▸ **Input data**:
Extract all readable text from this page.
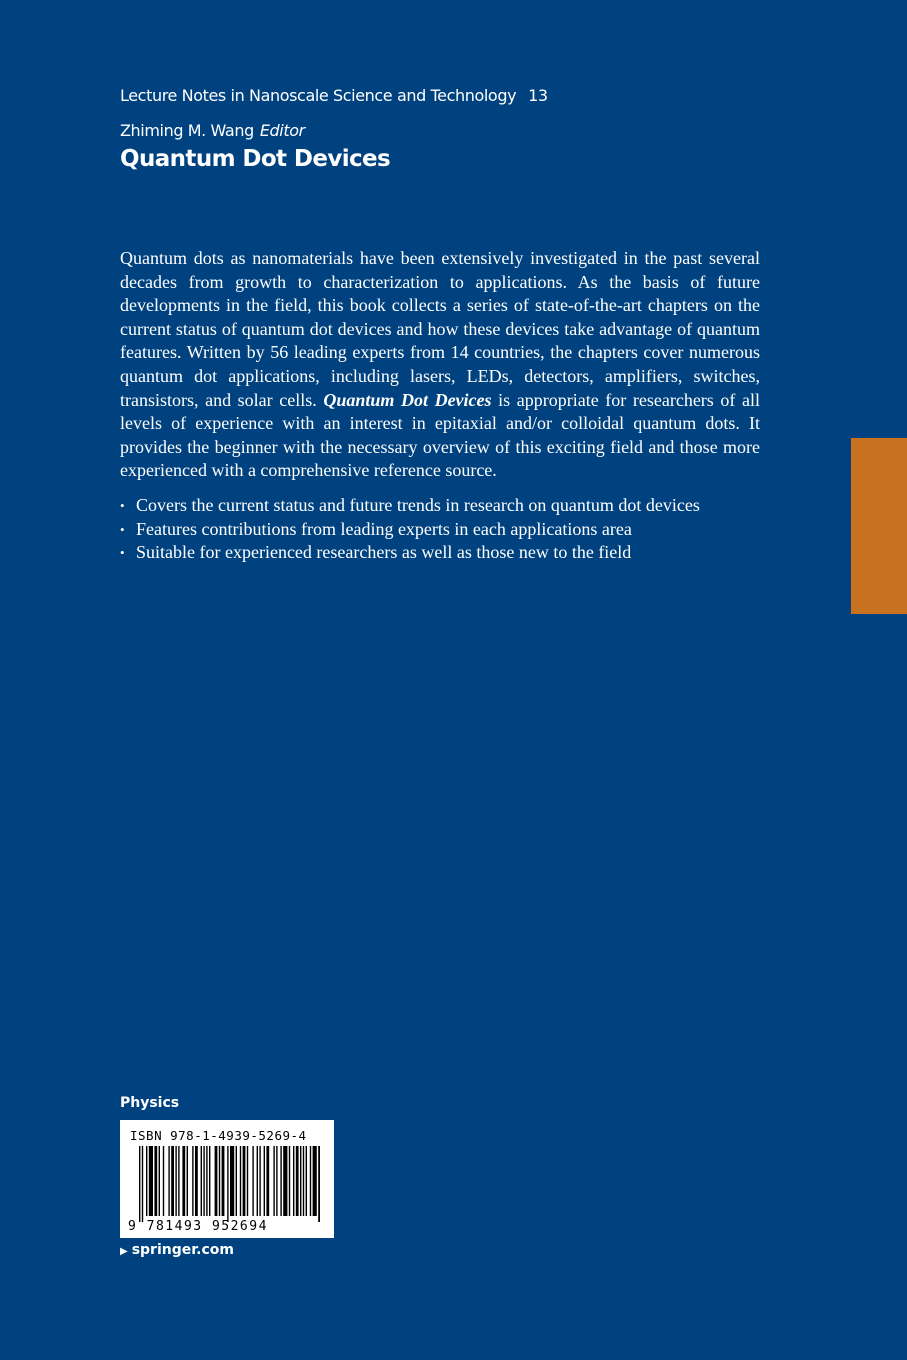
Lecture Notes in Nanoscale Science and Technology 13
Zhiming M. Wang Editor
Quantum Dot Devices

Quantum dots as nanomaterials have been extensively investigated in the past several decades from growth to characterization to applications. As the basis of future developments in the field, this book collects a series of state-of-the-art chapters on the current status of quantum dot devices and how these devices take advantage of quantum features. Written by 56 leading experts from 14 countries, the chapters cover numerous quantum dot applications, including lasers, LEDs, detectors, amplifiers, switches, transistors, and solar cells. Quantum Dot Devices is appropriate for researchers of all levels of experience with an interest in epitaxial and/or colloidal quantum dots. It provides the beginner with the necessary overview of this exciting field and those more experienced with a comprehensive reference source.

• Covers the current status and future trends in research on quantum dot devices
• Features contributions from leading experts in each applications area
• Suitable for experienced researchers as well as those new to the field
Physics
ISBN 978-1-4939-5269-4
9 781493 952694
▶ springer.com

==

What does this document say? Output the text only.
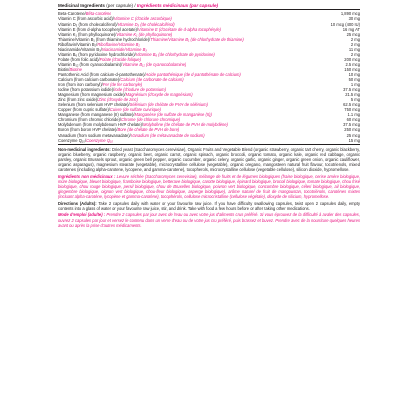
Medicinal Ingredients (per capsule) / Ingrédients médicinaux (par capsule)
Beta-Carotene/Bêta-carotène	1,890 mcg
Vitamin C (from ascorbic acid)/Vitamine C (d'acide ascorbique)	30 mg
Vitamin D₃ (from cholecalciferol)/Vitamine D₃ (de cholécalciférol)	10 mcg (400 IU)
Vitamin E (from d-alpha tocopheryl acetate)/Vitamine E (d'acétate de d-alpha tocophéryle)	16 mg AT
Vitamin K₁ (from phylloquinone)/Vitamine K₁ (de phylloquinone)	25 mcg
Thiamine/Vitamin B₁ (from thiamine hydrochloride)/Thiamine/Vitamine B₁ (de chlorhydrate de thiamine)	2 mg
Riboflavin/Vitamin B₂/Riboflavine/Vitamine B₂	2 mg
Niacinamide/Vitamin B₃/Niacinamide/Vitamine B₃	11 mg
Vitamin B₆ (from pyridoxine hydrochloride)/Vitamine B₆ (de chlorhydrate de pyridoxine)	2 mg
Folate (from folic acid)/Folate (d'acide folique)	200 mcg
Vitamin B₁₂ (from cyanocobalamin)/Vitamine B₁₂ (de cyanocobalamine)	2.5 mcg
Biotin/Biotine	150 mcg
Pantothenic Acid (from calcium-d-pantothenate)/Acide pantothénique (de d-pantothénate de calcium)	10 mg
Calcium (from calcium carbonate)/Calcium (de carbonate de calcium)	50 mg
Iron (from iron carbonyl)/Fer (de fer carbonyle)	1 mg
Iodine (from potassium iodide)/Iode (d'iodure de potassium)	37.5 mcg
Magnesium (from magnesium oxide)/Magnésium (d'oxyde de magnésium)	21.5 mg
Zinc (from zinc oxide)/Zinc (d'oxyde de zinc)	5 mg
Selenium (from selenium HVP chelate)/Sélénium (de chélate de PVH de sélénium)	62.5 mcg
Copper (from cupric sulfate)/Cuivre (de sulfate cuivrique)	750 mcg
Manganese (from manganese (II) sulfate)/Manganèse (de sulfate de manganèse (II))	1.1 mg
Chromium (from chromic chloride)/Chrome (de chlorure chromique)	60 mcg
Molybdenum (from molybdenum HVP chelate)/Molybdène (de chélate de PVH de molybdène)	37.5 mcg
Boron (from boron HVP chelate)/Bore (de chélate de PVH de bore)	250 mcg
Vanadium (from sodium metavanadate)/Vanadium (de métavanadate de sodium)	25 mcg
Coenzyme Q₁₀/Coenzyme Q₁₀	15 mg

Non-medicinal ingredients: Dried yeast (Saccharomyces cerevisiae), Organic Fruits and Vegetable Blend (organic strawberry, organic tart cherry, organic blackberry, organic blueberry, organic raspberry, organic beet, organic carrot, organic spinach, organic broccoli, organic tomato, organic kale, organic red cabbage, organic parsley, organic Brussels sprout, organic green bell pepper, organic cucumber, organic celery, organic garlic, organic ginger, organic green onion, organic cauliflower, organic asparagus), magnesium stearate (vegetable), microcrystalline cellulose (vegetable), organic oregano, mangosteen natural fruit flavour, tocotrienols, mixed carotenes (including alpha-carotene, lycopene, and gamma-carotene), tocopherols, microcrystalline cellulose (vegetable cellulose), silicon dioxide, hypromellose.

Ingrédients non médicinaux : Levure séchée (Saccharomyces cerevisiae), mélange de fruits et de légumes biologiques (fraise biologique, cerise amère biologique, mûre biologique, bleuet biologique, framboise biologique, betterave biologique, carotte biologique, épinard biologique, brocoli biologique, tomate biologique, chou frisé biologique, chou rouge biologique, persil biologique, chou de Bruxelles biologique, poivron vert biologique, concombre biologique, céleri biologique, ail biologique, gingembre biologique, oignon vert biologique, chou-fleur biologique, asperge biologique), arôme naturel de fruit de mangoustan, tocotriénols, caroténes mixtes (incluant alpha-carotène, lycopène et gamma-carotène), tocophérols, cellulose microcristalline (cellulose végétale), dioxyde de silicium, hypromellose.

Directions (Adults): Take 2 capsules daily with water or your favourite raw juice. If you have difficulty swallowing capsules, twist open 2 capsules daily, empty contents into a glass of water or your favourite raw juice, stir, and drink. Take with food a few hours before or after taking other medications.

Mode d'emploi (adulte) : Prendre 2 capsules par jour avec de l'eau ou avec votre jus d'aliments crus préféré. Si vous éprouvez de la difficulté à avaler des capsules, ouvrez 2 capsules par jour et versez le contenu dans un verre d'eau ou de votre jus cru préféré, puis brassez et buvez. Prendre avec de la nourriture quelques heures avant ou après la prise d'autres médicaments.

* * *

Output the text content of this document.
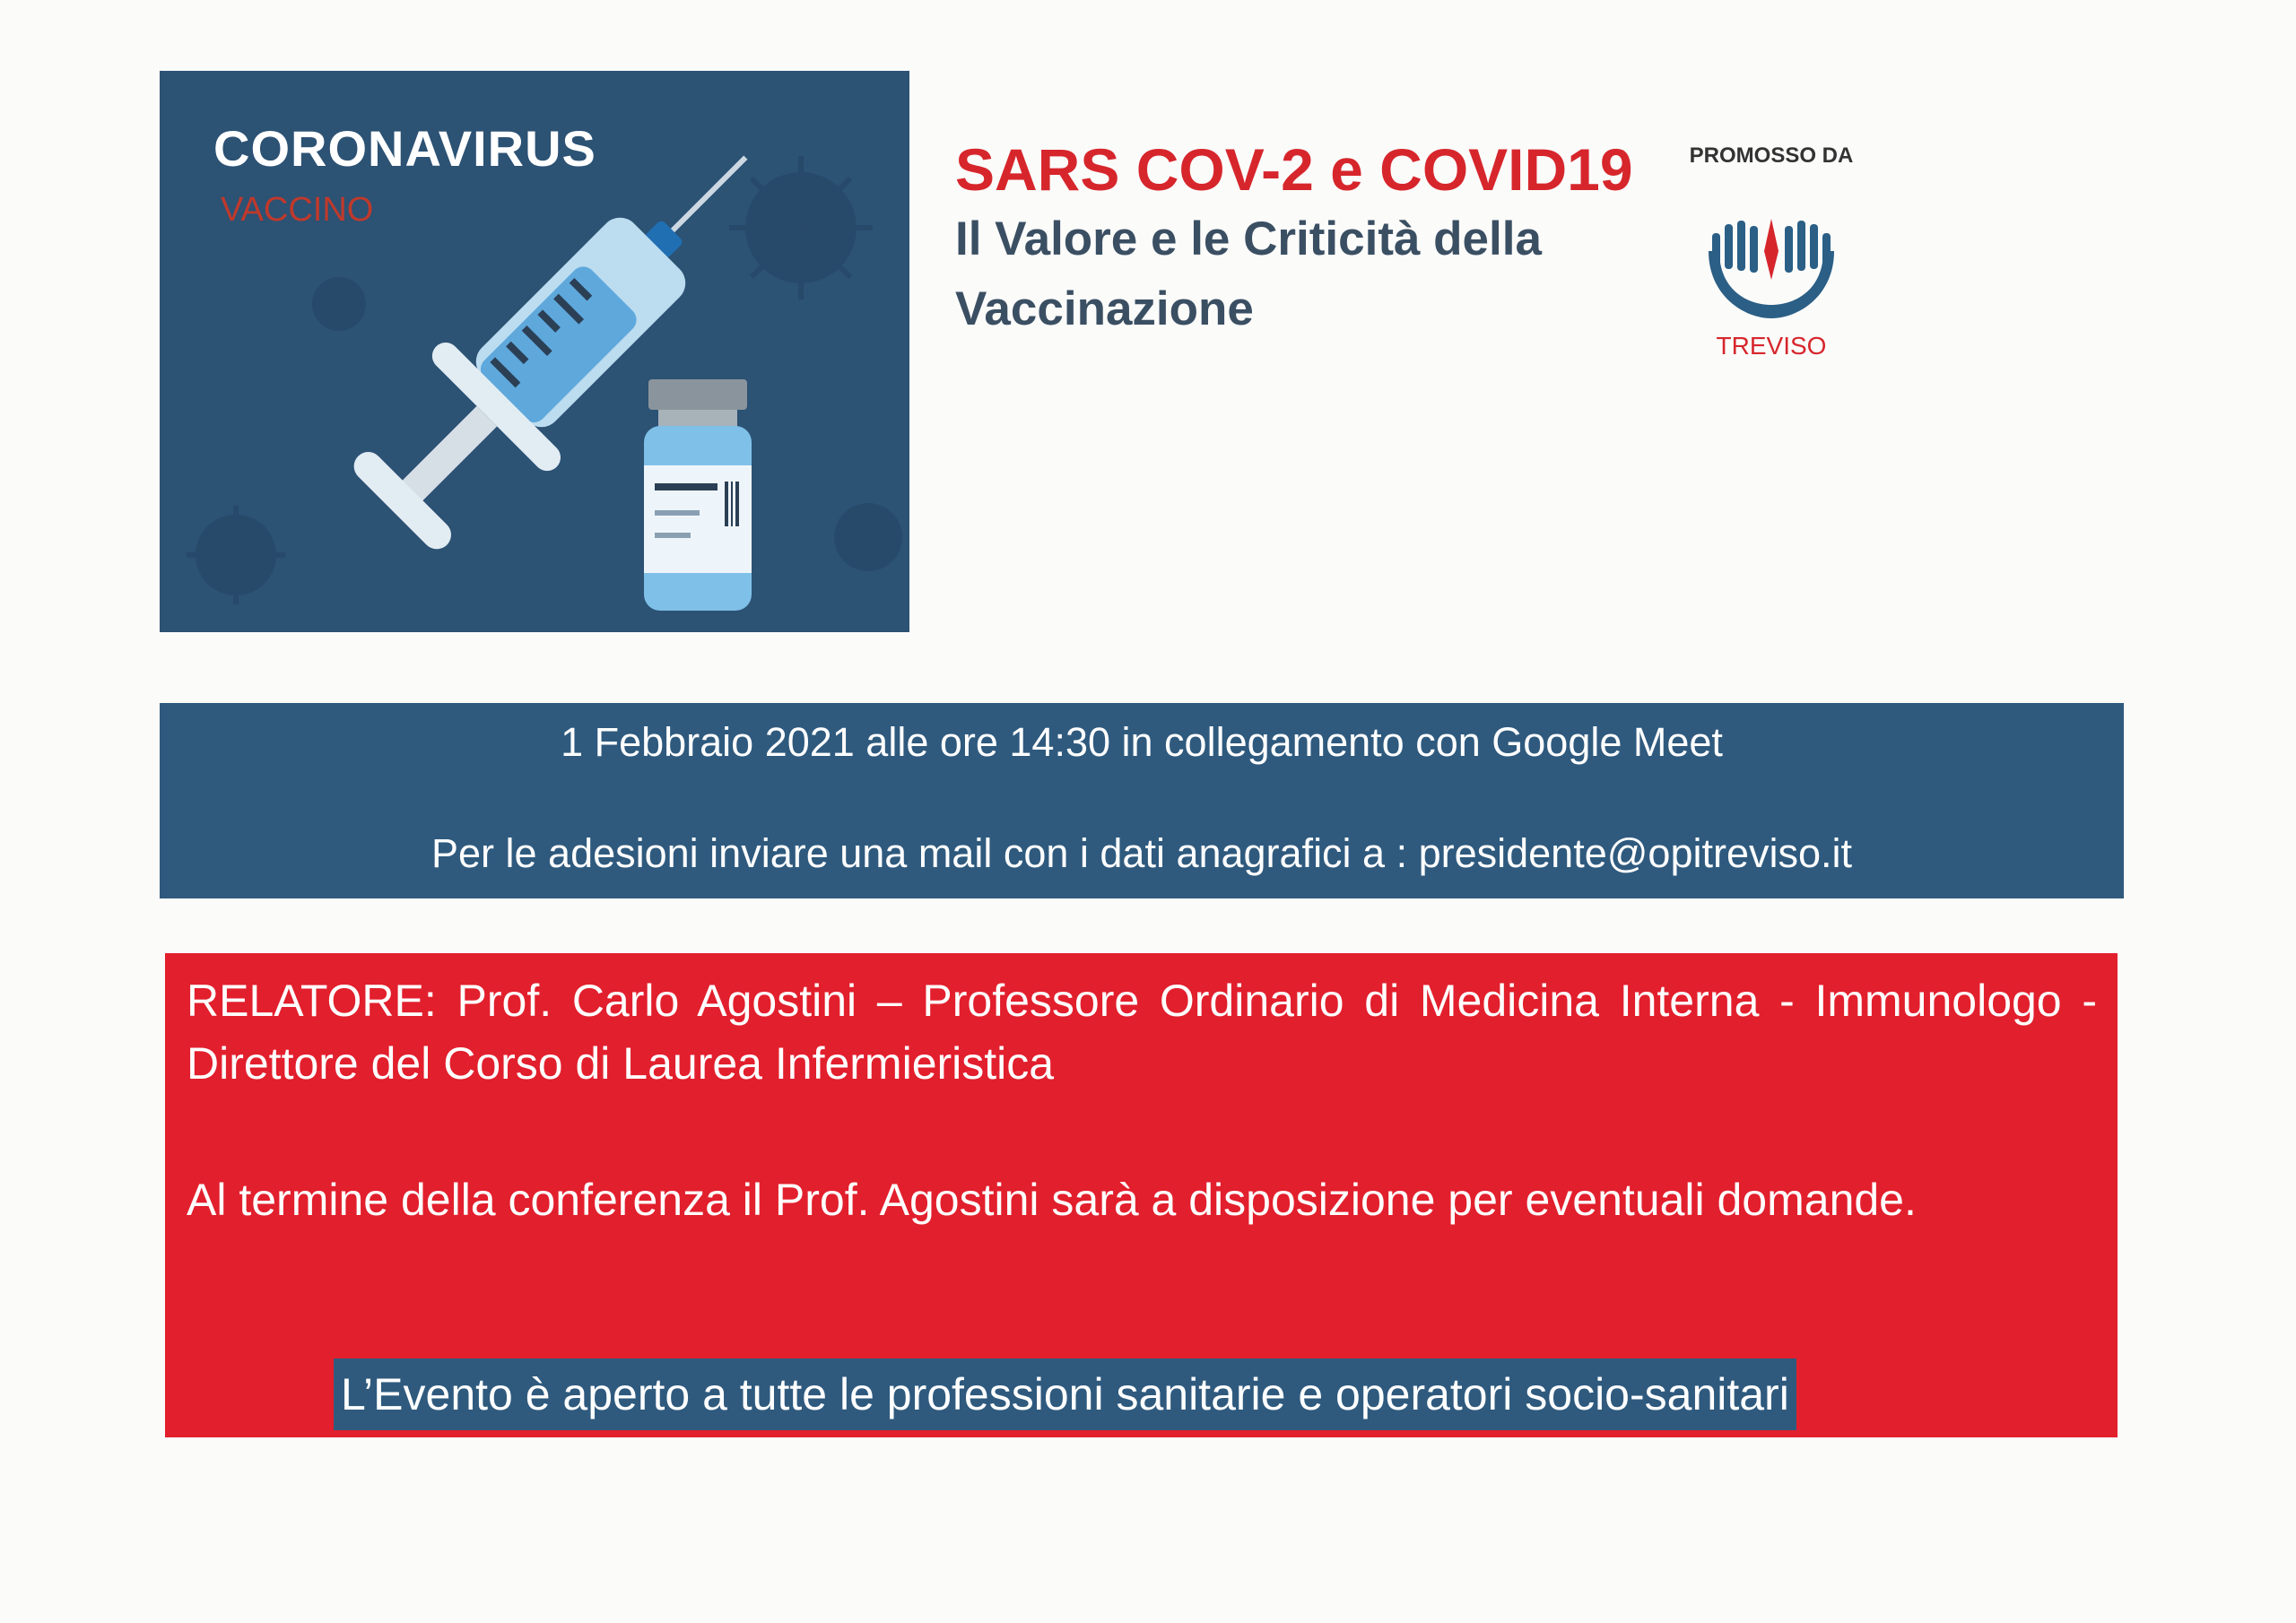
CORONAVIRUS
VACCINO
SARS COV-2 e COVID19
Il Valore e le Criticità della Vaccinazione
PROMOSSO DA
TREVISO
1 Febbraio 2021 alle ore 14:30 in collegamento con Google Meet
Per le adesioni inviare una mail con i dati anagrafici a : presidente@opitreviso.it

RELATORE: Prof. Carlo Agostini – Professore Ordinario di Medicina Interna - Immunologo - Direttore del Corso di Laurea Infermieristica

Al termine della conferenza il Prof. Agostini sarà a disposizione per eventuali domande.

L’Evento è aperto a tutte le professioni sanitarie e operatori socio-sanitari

▸ **Activity**:
Every line containing the string "chelate" in the entries should be counted; give the resulting number and nothing else.

▸ **Response**:
3